— TASK TO COMPLETE —
Please write the listing below out again exactly, leaving every picture behind.

(Items listed in a dataset)

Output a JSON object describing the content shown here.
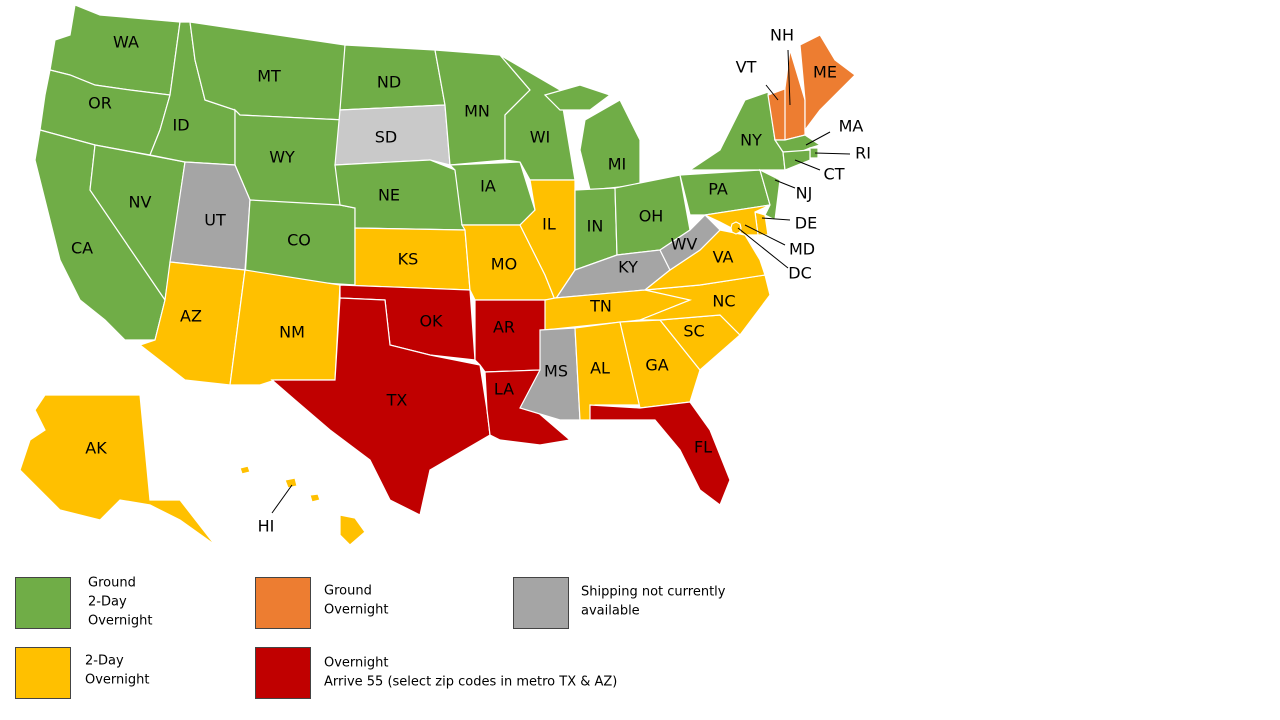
{
  "states": [
    {
      "label": "WA",
      "color": "#70ad47"
    },
    {
      "label": "OR",
      "color": "#70ad47"
    },
    {
      "label": "CA",
      "color": "#70ad47"
    },
    {
      "label": "NV",
      "color": "#70ad47"
    },
    {
      "label": "ID",
      "color": "#70ad47"
    },
    {
      "label": "MT",
      "color": "#70ad47"
    },
    {
      "label": "WY",
      "color": "#70ad47"
    },
    {
      "label": "UT",
      "color": "#a5a5a5"
    },
    {
      "label": "CO",
      "color": "#70ad47"
    },
    {
      "label": "AZ",
      "color": "#ffc000"
    },
    {
      "label": "NM",
      "color": "#ffc000"
    },
    {
      "label": "ND",
      "color": "#70ad47"
    },
    {
      "label": "SD",
      "color": "#c9c9c9"
    },
    {
      "label": "NE",
      "color": "#70ad47"
    },
    {
      "label": "KS",
      "color": "#ffc000"
    },
    {
      "label": "OK",
      "color": "#c00000"
    },
    {
      "label": "TX",
      "color": "#c00000"
    },
    {
      "label": "MN",
      "color": "#70ad47"
    },
    {
      "label": "IA",
      "color": "#70ad47"
    },
    {
      "label": "MO",
      "color": "#ffc000"
    },
    {
      "label": "AR",
      "color": "#c00000"
    },
    {
      "label": "LA",
      "color": "#c00000"
    },
    {
      "label": "WI",
      "color": "#70ad47"
    },
    {
      "label": "IL",
      "color": "#ffc000"
    },
    {
      "label": "MI",
      "color": "#70ad47"
    },
    {
      "label": "IN",
      "color": "#70ad47"
    },
    {
      "label": "OH",
      "color": "#70ad47"
    },
    {
      "label": "KY",
      "color": "#a5a5a5"
    },
    {
      "label": "TN",
      "color": "#ffc000"
    },
    {
      "label": "MS",
      "color": "#a5a5a5"
    },
    {
      "label": "AL",
      "color": "#ffc000"
    },
    {
      "label": "GA",
      "color": "#ffc000"
    },
    {
      "label": "FL",
      "color": "#c00000"
    },
    {
      "label": "SC",
      "color": "#ffc000"
    },
    {
      "label": "NC",
      "color": "#ffc000"
    },
    {
      "label": "VA",
      "color": "#ffc000"
    },
    {
      "label": "WV",
      "color": "#a5a5a5"
    },
    {
      "label": "PA",
      "color": "#70ad47"
    },
    {
      "label": "NY",
      "color": "#70ad47"
    },
    {
      "label": "VT",
      "color": "#ed7d31"
    },
    {
      "label": "NH",
      "color": "#ed7d31"
    },
    {
      "label": "ME",
      "color": "#ed7d31"
    },
    {
      "label": "MA",
      "color": "#70ad47"
    },
    {
      "label": "RI",
      "color": "#70ad47"
    },
    {
      "label": "CT",
      "color": "#70ad47"
    },
    {
      "label": "NJ",
      "color": "#70ad47"
    },
    {
      "label": "DE",
      "color": "#ffc000"
    },
    {
      "label": "MD",
      "color": "#ffc000"
    },
    {
      "label": "DC",
      "color": "#ffc000"
    },
    {
      "label": "AK",
      "color": "#ffc000"
    },
    {
      "label": "HI",
      "color": "#ffc000"
    }
  ],
  "legend": [
    {
      "color": "#70ad47",
      "lines": [
        "Ground",
        "2-Day",
        "Overnight"
      ]
    },
    {
      "color": "#ed7d31",
      "lines": [
        "Ground",
        "Overnight"
      ]
    },
    {
      "color": "#a5a5a5",
      "lines": [
        "Shipping not currently",
        "available"
      ]
    },
    {
      "color": "#ffc000",
      "lines": [
        "2-Day",
        "Overnight"
      ]
    },
    {
      "color": "#c00000",
      "lines": [
        "Overnight",
        "Arrive 55 (select zip codes in metro TX & AZ)"
      ]
    }
  ]
}
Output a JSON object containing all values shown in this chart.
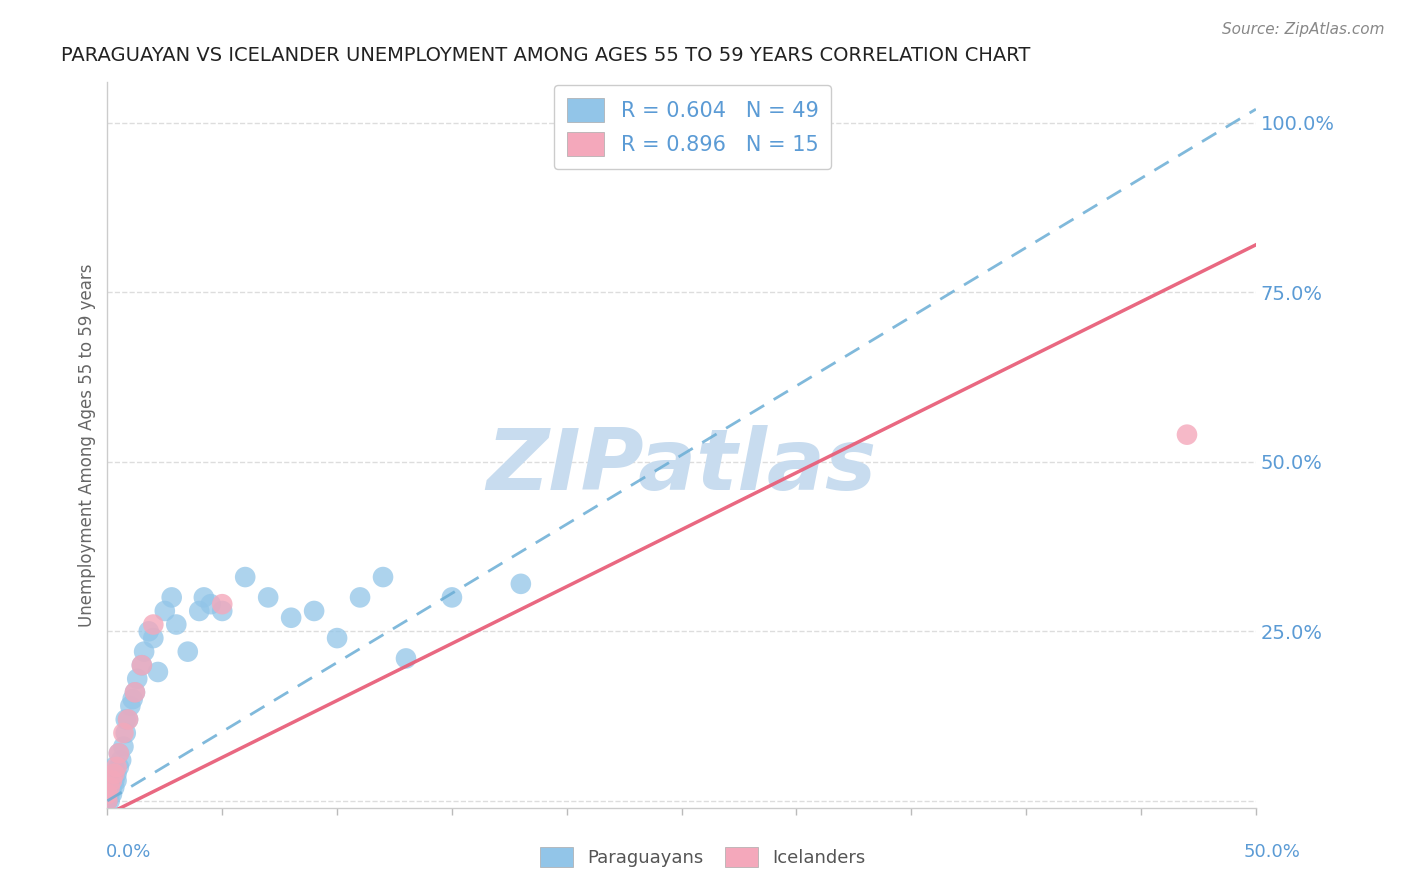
{
  "title": "PARAGUAYAN VS ICELANDER UNEMPLOYMENT AMONG AGES 55 TO 59 YEARS CORRELATION CHART",
  "source": "Source: ZipAtlas.com",
  "xlabel_bottom_left": "0.0%",
  "xlabel_bottom_right": "50.0%",
  "ylabel": "Unemployment Among Ages 55 to 59 years",
  "yticks": [
    0.0,
    0.25,
    0.5,
    0.75,
    1.0
  ],
  "ytick_labels": [
    "",
    "25.0%",
    "50.0%",
    "75.0%",
    "100.0%"
  ],
  "xlim": [
    0.0,
    0.5
  ],
  "ylim": [
    -0.01,
    1.06
  ],
  "legend_blue_r": "R = 0.604",
  "legend_blue_n": "N = 49",
  "legend_pink_r": "R = 0.896",
  "legend_pink_n": "N = 15",
  "blue_color": "#92C5E8",
  "pink_color": "#F4A8BB",
  "blue_line_color": "#6AADD5",
  "pink_line_color": "#E8607A",
  "text_color": "#5B9BD5",
  "watermark_color": "#C8DCEF",
  "watermark_text": "ZIPatlas",
  "blue_trend_x": [
    0.0,
    0.5
  ],
  "blue_trend_y": [
    0.0,
    1.02
  ],
  "pink_trend_x": [
    0.0,
    0.5
  ],
  "pink_trend_y": [
    -0.02,
    0.82
  ],
  "background_color": "#FFFFFF",
  "grid_color": "#DDDDDD",
  "blue_scatter_x": [
    0.0,
    0.0,
    0.0,
    0.0,
    0.001,
    0.001,
    0.001,
    0.002,
    0.002,
    0.002,
    0.003,
    0.003,
    0.003,
    0.004,
    0.004,
    0.005,
    0.005,
    0.006,
    0.007,
    0.008,
    0.008,
    0.009,
    0.01,
    0.011,
    0.012,
    0.013,
    0.015,
    0.016,
    0.018,
    0.02,
    0.022,
    0.025,
    0.028,
    0.03,
    0.035,
    0.04,
    0.042,
    0.045,
    0.05,
    0.06,
    0.07,
    0.08,
    0.09,
    0.1,
    0.11,
    0.12,
    0.13,
    0.15,
    0.18
  ],
  "blue_scatter_y": [
    0.0,
    0.0,
    0.01,
    0.02,
    0.0,
    0.01,
    0.02,
    0.01,
    0.02,
    0.03,
    0.02,
    0.03,
    0.05,
    0.03,
    0.04,
    0.05,
    0.07,
    0.06,
    0.08,
    0.1,
    0.12,
    0.12,
    0.14,
    0.15,
    0.16,
    0.18,
    0.2,
    0.22,
    0.25,
    0.24,
    0.19,
    0.28,
    0.3,
    0.26,
    0.22,
    0.28,
    0.3,
    0.29,
    0.28,
    0.33,
    0.3,
    0.27,
    0.28,
    0.24,
    0.3,
    0.33,
    0.21,
    0.3,
    0.32
  ],
  "pink_scatter_x": [
    0.0,
    0.0,
    0.001,
    0.002,
    0.003,
    0.004,
    0.005,
    0.007,
    0.009,
    0.012,
    0.015,
    0.02,
    0.05,
    0.28,
    0.47
  ],
  "pink_scatter_y": [
    0.0,
    0.01,
    0.02,
    0.03,
    0.04,
    0.05,
    0.07,
    0.1,
    0.12,
    0.16,
    0.2,
    0.26,
    0.29,
    1.0,
    0.54
  ]
}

— TASK ANSWER —
Output a JSON object describing the content shown here.
{
  "states": [
    {
      "label": "WA",
      "color": "#70ad47"
    },
    {
      "label": "OR",
      "color": "#70ad47"
    },
    {
      "label": "CA",
      "color": "#70ad47"
    },
    {
      "label": "NV",
      "color": "#70ad47"
    },
    {
      "label": "ID",
      "color": "#70ad47"
    },
    {
      "label": "MT",
      "color": "#70ad47"
    },
    {
      "label": "WY",
      "color": "#70ad47"
    },
    {
      "label": "UT",
      "color": "#a5a5a5"
    },
    {
      "label": "CO",
      "color": "#70ad47"
    },
    {
      "label": "AZ",
      "color": "#ffc000"
    },
    {
      "label": "NM",
      "color": "#ffc000"
    },
    {
      "label": "ND",
      "color": "#70ad47"
    },
    {
      "label": "SD",
      "color": "#c9c9c9"
    },
    {
      "label": "NE",
      "color": "#70ad47"
    },
    {
      "label": "KS",
      "color": "#ffc000"
    },
    {
      "label": "OK",
      "color": "#c00000"
    },
    {
      "label": "TX",
      "color": "#c00000"
    },
    {
      "label": "MN",
      "color": "#70ad47"
    },
    {
      "label": "IA",
      "color": "#70ad47"
    },
    {
      "label": "MO",
      "color": "#ffc000"
    },
    {
      "label": "AR",
      "color": "#c00000"
    },
    {
      "label": "LA",
      "color": "#c00000"
    },
    {
      "label": "WI",
      "color": "#70ad47"
    },
    {
      "label": "IL",
      "color": "#ffc000"
    },
    {
      "label": "MI",
      "color": "#70ad47"
    },
    {
      "label": "IN",
      "color": "#70ad47"
    },
    {
      "label": "OH",
      "color": "#70ad47"
    },
    {
      "label": "KY",
      "color": "#a5a5a5"
    },
    {
      "label": "TN",
      "color": "#ffc000"
    },
    {
      "label": "MS",
      "color": "#a5a5a5"
    },
    {
      "label": "AL",
      "color": "#ffc000"
    },
    {
      "label": "GA",
      "color": "#ffc000"
    },
    {
      "label": "FL",
      "color": "#c00000"
    },
    {
      "label": "SC",
      "color": "#ffc000"
    },
    {
      "label": "NC",
      "color": "#ffc000"
    },
    {
      "label": "VA",
      "color": "#ffc000"
    },
    {
      "label": "WV",
      "color": "#a5a5a5"
    },
    {
      "label": "PA",
      "color": "#70ad47"
    },
    {
      "label": "NY",
      "color": "#70ad47"
    },
    {
      "label": "VT",
      "color": "#ed7d31"
    },
    {
      "label": "NH",
      "color": "#ed7d31"
    },
    {
      "label": "ME",
      "color": "#ed7d31"
    },
    {
      "label": "MA",
      "color": "#70ad47"
    },
    {
      "label": "RI",
      "color": "#70ad47"
    },
    {
      "label": "CT",
      "color": "#70ad47"
    },
    {
      "label": "NJ",
      "color": "#70ad47"
    },
    {
      "label": "DE",
      "color": "#ffc000"
    },
    {
      "label": "MD",
      "color": "#ffc000"
    },
    {
      "label": "DC",
      "color": "#ffc000"
    },
    {
      "label": "AK",
      "color": "#ffc000"
    },
    {
      "label": "HI",
      "color": "#ffc000"
    }
  ],
  "legend": [
    {
      "color": "#70ad47",
      "lines": [
        "Ground",
        "2-Day",
        "Overnight"
      ]
    },
    {
      "color": "#ed7d31",
      "lines": [
        "Ground",
        "Overnight"
      ]
    },
    {
      "color": "#a5a5a5",
      "lines": [
        "Shipping not currently",
        "available"
      ]
    },
    {
      "color": "#ffc000",
      "lines": [
        "2-Day",
        "Overnight"
      ]
    },
    {
      "color": "#c00000",
      "lines": [
        "Overnight",
        "Arrive 55 (select zip codes in metro TX & AZ)"
      ]
    }
  ]
}
Output a JSON object containing all values shown in this chart.
{
  "title": "PARAGUAYAN VS ICELANDER UNEMPLOYMENT AMONG AGES 55 TO 59 YEARS CORRELATION CHART",
  "source": "Source: ZipAtlas.com",
  "xlabel_bottom_left": "0.0%",
  "xlabel_bottom_right": "50.0%",
  "ylabel": "Unemployment Among Ages 55 to 59 years",
  "yticks": [
    0.0,
    0.25,
    0.5,
    0.75,
    1.0
  ],
  "ytick_labels": [
    "",
    "25.0%",
    "50.0%",
    "75.0%",
    "100.0%"
  ],
  "xlim": [
    0.0,
    0.5
  ],
  "ylim": [
    -0.01,
    1.06
  ],
  "legend_blue_r": "R = 0.604",
  "legend_blue_n": "N = 49",
  "legend_pink_r": "R = 0.896",
  "legend_pink_n": "N = 15",
  "blue_color": "#92C5E8",
  "pink_color": "#F4A8BB",
  "blue_line_color": "#6AADD5",
  "pink_line_color": "#E8607A",
  "text_color": "#5B9BD5",
  "watermark_color": "#C8DCEF",
  "watermark_text": "ZIPatlas",
  "blue_trend_x": [
    0.0,
    0.5
  ],
  "blue_trend_y": [
    0.0,
    1.02
  ],
  "pink_trend_x": [
    0.0,
    0.5
  ],
  "pink_trend_y": [
    -0.02,
    0.82
  ],
  "background_color": "#FFFFFF",
  "grid_color": "#DDDDDD",
  "blue_scatter_x": [
    0.0,
    0.0,
    0.0,
    0.0,
    0.001,
    0.001,
    0.001,
    0.002,
    0.002,
    0.002,
    0.003,
    0.003,
    0.003,
    0.004,
    0.004,
    0.005,
    0.005,
    0.006,
    0.007,
    0.008,
    0.008,
    0.009,
    0.01,
    0.011,
    0.012,
    0.013,
    0.015,
    0.016,
    0.018,
    0.02,
    0.022,
    0.025,
    0.028,
    0.03,
    0.035,
    0.04,
    0.042,
    0.045,
    0.05,
    0.06,
    0.07,
    0.08,
    0.09,
    0.1,
    0.11,
    0.12,
    0.13,
    0.15,
    0.18
  ],
  "blue_scatter_y": [
    0.0,
    0.0,
    0.01,
    0.02,
    0.0,
    0.01,
    0.02,
    0.01,
    0.02,
    0.03,
    0.02,
    0.03,
    0.05,
    0.03,
    0.04,
    0.05,
    0.07,
    0.06,
    0.08,
    0.1,
    0.12,
    0.12,
    0.14,
    0.15,
    0.16,
    0.18,
    0.2,
    0.22,
    0.25,
    0.24,
    0.19,
    0.28,
    0.3,
    0.26,
    0.22,
    0.28,
    0.3,
    0.29,
    0.28,
    0.33,
    0.3,
    0.27,
    0.28,
    0.24,
    0.3,
    0.33,
    0.21,
    0.3,
    0.32
  ],
  "pink_scatter_x": [
    0.0,
    0.0,
    0.001,
    0.002,
    0.003,
    0.004,
    0.005,
    0.007,
    0.009,
    0.012,
    0.015,
    0.02,
    0.05,
    0.28,
    0.47
  ],
  "pink_scatter_y": [
    0.0,
    0.01,
    0.02,
    0.03,
    0.04,
    0.05,
    0.07,
    0.1,
    0.12,
    0.16,
    0.2,
    0.26,
    0.29,
    1.0,
    0.54
  ]
}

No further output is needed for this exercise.